> [Problem statement]:
Determine how many lines of the data below contain "przedłożyć", then give only that number.

> [Recorded data]:
[BEGIN]

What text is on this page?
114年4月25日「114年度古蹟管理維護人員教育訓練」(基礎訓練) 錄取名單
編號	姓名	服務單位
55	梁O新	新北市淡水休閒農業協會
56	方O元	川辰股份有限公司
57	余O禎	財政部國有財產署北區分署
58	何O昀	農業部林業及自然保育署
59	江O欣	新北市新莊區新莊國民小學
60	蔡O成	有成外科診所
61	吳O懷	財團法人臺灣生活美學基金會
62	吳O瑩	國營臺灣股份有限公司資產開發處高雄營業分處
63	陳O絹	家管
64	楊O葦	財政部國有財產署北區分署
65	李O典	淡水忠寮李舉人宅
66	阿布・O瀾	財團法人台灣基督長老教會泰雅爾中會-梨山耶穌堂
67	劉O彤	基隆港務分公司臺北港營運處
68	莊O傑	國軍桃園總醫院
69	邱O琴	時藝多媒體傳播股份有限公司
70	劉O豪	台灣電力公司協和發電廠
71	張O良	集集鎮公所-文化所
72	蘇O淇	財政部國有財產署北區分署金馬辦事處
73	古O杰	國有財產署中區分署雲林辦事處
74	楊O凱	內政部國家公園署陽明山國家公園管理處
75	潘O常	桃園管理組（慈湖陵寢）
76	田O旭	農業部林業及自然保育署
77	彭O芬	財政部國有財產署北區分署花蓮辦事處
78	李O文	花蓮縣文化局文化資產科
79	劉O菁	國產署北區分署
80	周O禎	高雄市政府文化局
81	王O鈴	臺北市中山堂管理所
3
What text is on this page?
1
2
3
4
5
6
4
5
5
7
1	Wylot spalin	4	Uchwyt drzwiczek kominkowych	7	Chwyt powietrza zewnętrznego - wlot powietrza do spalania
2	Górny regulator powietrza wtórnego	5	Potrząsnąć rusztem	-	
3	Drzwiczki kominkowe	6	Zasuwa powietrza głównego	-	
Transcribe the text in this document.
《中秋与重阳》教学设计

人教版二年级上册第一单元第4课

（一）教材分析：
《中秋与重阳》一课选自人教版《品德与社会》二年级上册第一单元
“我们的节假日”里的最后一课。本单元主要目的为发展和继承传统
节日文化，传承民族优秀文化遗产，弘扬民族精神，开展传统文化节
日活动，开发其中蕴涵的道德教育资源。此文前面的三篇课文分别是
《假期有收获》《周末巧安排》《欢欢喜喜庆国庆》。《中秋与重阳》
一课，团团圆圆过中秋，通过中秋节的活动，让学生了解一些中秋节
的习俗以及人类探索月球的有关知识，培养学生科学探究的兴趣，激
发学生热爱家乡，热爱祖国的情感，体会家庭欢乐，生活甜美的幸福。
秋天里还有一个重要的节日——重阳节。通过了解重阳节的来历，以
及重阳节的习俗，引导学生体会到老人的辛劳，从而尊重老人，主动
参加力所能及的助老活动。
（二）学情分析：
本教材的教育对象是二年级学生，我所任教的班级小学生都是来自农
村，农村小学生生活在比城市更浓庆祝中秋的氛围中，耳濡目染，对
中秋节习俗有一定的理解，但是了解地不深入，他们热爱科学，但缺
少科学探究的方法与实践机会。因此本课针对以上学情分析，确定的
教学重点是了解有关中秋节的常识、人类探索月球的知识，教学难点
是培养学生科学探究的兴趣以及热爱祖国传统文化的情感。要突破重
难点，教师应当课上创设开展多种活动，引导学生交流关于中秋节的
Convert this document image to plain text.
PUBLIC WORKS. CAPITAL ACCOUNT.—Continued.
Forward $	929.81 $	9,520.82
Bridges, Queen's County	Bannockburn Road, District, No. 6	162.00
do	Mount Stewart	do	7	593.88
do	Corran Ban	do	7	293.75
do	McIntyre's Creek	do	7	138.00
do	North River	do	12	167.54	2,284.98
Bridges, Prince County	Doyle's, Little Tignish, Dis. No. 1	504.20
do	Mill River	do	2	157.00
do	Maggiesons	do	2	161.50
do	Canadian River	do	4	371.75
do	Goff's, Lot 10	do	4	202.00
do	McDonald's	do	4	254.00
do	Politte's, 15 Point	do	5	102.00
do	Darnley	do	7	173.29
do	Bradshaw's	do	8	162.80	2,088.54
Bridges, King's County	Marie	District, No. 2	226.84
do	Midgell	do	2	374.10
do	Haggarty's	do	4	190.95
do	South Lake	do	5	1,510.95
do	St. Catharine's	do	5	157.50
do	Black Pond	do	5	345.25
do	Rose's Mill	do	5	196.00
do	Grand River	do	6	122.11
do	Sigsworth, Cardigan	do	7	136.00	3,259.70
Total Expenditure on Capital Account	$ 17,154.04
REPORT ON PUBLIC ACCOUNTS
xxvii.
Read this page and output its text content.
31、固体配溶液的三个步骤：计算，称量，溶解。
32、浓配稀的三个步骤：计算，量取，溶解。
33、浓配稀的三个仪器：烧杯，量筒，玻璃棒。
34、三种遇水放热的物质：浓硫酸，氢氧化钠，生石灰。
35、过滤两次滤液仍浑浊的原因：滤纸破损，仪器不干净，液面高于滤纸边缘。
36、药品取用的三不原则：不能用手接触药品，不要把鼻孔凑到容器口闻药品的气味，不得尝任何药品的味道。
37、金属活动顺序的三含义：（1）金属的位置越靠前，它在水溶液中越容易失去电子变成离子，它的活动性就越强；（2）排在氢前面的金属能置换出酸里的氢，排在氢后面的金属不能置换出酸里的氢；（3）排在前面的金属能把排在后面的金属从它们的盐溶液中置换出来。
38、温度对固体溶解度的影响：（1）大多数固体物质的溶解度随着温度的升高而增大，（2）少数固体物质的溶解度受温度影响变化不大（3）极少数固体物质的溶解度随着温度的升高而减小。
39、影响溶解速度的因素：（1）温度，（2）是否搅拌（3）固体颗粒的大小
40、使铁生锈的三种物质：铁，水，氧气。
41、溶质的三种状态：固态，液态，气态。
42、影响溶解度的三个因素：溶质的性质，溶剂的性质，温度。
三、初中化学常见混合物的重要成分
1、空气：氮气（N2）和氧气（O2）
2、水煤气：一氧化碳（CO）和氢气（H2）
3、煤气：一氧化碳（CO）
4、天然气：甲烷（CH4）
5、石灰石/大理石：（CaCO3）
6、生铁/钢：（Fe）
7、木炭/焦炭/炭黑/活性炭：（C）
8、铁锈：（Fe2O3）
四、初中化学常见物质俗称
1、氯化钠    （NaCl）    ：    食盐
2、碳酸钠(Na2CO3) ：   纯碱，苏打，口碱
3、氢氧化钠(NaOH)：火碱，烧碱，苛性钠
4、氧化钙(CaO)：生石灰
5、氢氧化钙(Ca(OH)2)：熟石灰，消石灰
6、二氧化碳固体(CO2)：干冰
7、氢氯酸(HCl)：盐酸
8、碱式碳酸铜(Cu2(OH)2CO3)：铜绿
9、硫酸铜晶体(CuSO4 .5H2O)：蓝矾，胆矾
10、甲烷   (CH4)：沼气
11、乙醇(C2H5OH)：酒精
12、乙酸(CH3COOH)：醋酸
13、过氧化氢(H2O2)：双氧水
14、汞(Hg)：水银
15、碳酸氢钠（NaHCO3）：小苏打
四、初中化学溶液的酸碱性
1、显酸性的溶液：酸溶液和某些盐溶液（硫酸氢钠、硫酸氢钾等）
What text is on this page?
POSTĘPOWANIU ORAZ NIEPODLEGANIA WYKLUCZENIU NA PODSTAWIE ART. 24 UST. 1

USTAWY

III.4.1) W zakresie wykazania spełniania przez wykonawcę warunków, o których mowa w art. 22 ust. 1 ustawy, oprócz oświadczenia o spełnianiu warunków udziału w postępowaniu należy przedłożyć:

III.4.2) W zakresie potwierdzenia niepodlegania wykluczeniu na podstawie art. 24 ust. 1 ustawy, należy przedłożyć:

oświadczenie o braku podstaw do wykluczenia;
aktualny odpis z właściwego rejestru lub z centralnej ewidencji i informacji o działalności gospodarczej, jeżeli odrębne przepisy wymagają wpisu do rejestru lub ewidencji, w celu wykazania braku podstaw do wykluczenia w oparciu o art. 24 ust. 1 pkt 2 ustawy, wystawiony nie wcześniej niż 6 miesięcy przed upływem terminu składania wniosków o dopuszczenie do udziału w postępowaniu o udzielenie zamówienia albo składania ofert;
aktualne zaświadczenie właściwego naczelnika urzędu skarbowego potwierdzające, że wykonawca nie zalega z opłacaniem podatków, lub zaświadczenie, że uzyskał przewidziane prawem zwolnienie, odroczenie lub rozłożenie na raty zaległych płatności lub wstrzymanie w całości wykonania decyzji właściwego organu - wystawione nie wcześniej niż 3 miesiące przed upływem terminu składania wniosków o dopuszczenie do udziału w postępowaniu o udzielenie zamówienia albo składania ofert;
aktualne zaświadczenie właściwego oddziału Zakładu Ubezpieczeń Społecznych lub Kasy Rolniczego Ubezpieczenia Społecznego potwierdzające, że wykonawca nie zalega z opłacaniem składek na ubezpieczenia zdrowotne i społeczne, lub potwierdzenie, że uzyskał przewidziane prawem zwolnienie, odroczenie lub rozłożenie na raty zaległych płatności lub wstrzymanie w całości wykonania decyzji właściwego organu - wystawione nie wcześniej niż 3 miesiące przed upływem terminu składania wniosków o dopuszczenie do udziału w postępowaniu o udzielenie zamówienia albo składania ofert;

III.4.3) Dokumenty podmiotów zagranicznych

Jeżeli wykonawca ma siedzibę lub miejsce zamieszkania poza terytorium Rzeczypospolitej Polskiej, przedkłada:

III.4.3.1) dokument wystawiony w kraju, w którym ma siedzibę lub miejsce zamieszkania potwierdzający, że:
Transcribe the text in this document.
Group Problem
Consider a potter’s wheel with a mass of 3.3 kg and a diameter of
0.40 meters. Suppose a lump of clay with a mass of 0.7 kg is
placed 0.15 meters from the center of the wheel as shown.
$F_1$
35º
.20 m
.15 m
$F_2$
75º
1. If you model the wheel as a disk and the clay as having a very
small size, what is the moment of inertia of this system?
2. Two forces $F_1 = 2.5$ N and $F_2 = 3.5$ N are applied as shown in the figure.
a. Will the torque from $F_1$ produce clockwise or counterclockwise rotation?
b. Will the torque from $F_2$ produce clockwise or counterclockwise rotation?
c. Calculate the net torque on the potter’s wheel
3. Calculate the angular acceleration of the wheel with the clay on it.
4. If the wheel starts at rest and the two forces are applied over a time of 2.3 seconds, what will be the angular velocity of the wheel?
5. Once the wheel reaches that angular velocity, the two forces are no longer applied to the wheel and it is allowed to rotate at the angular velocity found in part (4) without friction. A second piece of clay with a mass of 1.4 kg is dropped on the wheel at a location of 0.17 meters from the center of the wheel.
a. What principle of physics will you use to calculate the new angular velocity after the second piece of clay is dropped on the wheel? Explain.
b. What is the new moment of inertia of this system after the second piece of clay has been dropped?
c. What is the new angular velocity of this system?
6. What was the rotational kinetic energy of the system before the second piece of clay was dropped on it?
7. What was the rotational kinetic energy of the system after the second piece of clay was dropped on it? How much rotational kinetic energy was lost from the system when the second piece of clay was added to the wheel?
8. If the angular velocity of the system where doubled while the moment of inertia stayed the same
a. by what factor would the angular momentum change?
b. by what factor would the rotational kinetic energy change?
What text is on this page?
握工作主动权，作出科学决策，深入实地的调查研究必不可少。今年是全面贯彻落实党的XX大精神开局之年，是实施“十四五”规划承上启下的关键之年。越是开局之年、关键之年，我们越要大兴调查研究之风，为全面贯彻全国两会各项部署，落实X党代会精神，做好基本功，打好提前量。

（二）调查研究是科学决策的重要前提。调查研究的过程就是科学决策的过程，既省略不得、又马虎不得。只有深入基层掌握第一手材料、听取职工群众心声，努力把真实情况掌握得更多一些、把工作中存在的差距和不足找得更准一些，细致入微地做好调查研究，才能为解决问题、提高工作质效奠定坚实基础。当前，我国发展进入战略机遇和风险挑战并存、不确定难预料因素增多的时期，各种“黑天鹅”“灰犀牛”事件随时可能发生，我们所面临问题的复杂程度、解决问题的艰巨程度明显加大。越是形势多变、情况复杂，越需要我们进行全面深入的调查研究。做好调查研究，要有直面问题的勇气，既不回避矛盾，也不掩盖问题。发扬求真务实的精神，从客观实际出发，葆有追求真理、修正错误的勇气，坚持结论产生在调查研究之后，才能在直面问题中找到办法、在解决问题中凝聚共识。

[END]

> [Response below]:
2